:: RECORDS ::
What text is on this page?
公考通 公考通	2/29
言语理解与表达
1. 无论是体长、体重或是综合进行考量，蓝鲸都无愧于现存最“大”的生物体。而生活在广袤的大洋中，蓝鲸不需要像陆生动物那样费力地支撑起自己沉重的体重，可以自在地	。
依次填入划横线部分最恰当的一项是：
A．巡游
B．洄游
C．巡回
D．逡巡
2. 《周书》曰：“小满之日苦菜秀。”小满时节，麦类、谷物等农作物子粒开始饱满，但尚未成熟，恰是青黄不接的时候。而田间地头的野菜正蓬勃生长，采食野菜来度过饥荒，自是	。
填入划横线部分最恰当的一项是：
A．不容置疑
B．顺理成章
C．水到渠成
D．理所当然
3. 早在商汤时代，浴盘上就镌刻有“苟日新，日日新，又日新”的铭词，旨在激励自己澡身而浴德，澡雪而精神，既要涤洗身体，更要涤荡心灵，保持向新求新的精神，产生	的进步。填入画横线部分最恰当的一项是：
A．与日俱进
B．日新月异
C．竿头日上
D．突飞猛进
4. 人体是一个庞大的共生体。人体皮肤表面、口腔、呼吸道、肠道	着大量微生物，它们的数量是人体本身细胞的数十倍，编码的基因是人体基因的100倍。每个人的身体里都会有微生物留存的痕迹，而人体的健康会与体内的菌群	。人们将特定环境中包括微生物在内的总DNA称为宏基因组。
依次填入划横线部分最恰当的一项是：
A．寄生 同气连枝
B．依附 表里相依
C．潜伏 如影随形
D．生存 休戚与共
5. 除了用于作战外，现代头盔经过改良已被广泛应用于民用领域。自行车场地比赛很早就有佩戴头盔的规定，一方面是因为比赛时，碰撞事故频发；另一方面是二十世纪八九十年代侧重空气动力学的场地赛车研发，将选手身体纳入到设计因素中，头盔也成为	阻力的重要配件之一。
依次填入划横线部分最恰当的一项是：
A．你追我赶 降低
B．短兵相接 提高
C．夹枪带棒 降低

:: WORK INSTRUCTIONS ::
Repeat every entry exactly as written above.

:: EXERCISE OUTPUT ::
What text is on this page?
公考通 公考通	2/29
言语理解与表达
1. 无论是体长、体重或是综合进行考量，蓝鲸都无愧于现存最“大”的生物体。而生活在广袤的大洋中，蓝鲸不需要像陆生动物那样费力地支撑起自己沉重的体重，可以自在地	。
依次填入划横线部分最恰当的一项是：
A．巡游
B．洄游
C．巡回
D．逡巡
2. 《周书》曰：“小满之日苦菜秀。”小满时节，麦类、谷物等农作物子粒开始饱满，但尚未成熟，恰是青黄不接的时候。而田间地头的野菜正蓬勃生长，采食野菜来度过饥荒，自是	。
填入划横线部分最恰当的一项是：
A．不容置疑
B．顺理成章
C．水到渠成
D．理所当然
3. 早在商汤时代，浴盘上就镌刻有“苟日新，日日新，又日新”的铭词，旨在激励自己澡身而浴德，澡雪而精神，既要涤洗身体，更要涤荡心灵，保持向新求新的精神，产生	的进步。填入画横线部分最恰当的一项是：
A．与日俱进
B．日新月异
C．竿头日上
D．突飞猛进
4. 人体是一个庞大的共生体。人体皮肤表面、口腔、呼吸道、肠道	着大量微生物，它们的数量是人体本身细胞的数十倍，编码的基因是人体基因的100倍。每个人的身体里都会有微生物留存的痕迹，而人体的健康会与体内的菌群	。人们将特定环境中包括微生物在内的总DNA称为宏基因组。
依次填入划横线部分最恰当的一项是：
A．寄生 同气连枝
B．依附 表里相依
C．潜伏 如影随形
D．生存 休戚与共
5. 除了用于作战外，现代头盔经过改良已被广泛应用于民用领域。自行车场地比赛很早就有佩戴头盔的规定，一方面是因为比赛时，碰撞事故频发；另一方面是二十世纪八九十年代侧重空气动力学的场地赛车研发，将选手身体纳入到设计因素中，头盔也成为	阻力的重要配件之一。
依次填入划横线部分最恰当的一项是：
A．你追我赶 降低
B．短兵相接 提高
C．夹枪带棒 降低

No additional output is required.